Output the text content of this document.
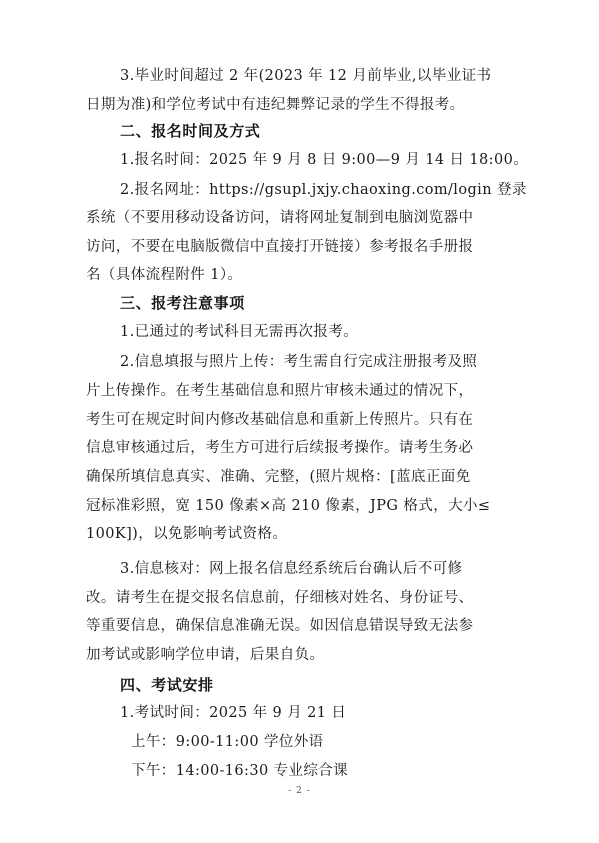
3.毕业时间超过 2 年(2023 年 12 月前毕业,以毕业证书
日期为准)和学位考试中有违纪舞弊记录的学生不得报考。
二、报名时间及方式
1.报名时间：2025 年 9 月 8 日 9:00—9 月 14 日 18:00。
2.报名网址：https://gsupl.jxjy.chaoxing.com/login 登录
系统（不要用移动设备访问，请将网址复制到电脑浏览器中
访问，不要在电脑版微信中直接打开链接）参考报名手册报
名（具体流程附件 1）。
三、报考注意事项
1.已通过的考试科目无需再次报考。
2.信息填报与照片上传：考生需自行完成注册报考及照
片上传操作。在考生基础信息和照片审核未通过的情况下，
考生可在规定时间内修改基础信息和重新上传照片。只有在
信息审核通过后，考生方可进行后续报考操作。请考生务必
确保所填信息真实、准确、完整，(照片规格：[蓝底正面免
冠标准彩照，宽 150 像素×高 210 像素，JPG 格式，大小≤
100K])，以免影响考试资格。
3.信息核对：网上报名信息经系统后台确认后不可修
改。请考生在提交报名信息前，仔细核对姓名、身份证号、
等重要信息，确保信息准确无误。如因信息错误导致无法参
加考试或影响学位申请，后果自负。
四、考试安排
1.考试时间：2025 年 9 月 21 日
上午：9:00-11:00 学位外语
下午：14:00-16:30 专业综合课
- 2 -
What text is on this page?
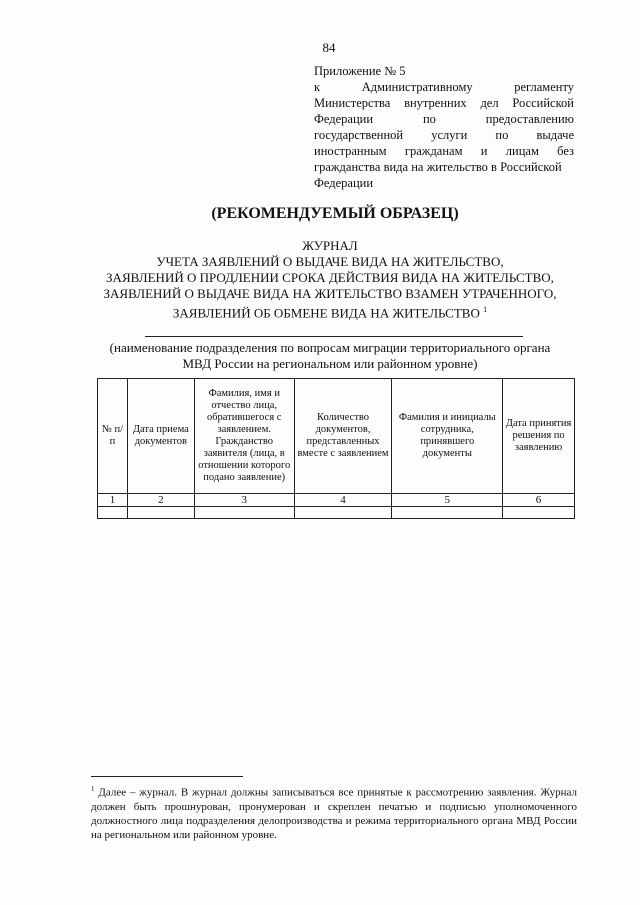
84
Приложение № 5
к Административному регламенту
Министерства внутренних дел Российской
Федерации по предоставлению
государственной услуги по выдаче
иностранным гражданам и лицам без
гражданства вида на жительство в Российской
Федерации
(РЕКОМЕНДУЕМЫЙ ОБРАЗЕЦ)
ЖУРНАЛ
УЧЕТА ЗАЯВЛЕНИЙ О ВЫДАЧЕ ВИДА НА ЖИТЕЛЬСТВО,
ЗАЯВЛЕНИЙ О ПРОДЛЕНИИ СРОКА ДЕЙСТВИЯ ВИДА НА ЖИТЕЛЬСТВО,
ЗАЯВЛЕНИЙ О ВЫДАЧЕ ВИДА НА ЖИТЕЛЬСТВО ВЗАМЕН УТРАЧЕННОГО,
ЗАЯВЛЕНИЙ ОБ ОБМЕНЕ ВИДА НА ЖИТЕЛЬСТВО $^1$
(наименование подразделения по вопросам миграции территориального органа
МВД России на региональном или районном уровне)
№ п/п	Дата приема документов	Фамилия, имя и отчество лица, обратившегося с заявлением. Гражданство заявителя (лица, в отношении которого подано заявление)	Количество документов, представленных вместе с заявлением	Фамилия и инициалы сотрудника, принявшего документы	Дата принятия решения по заявлению
1	2	3	4	5	6

$^1$ Далее – журнал. В журнал должны записываться все принятые к рассмотрению заявления. Журнал должен быть прошнурован, пронумерован и скреплен печатью и подписью уполномоченного должностного лица подразделения делопроизводства и режима территориального органа МВД России на региональном или районном уровне.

▶ _PROBLEM_: Copy every line of the data that holds the string "региональном".

▶ _SOLUTION_:
МВД России на региональном или районном уровне)
$^1$ Далее – журнал. В журнал должны записываться все принятые к рассмотрению заявления. Журнал должен быть прошнурован, пронумерован и скреплен печатью и подписью уполномоченного должностного лица подразделения делопроизводства и режима территориального органа МВД России на региональном или районном уровне.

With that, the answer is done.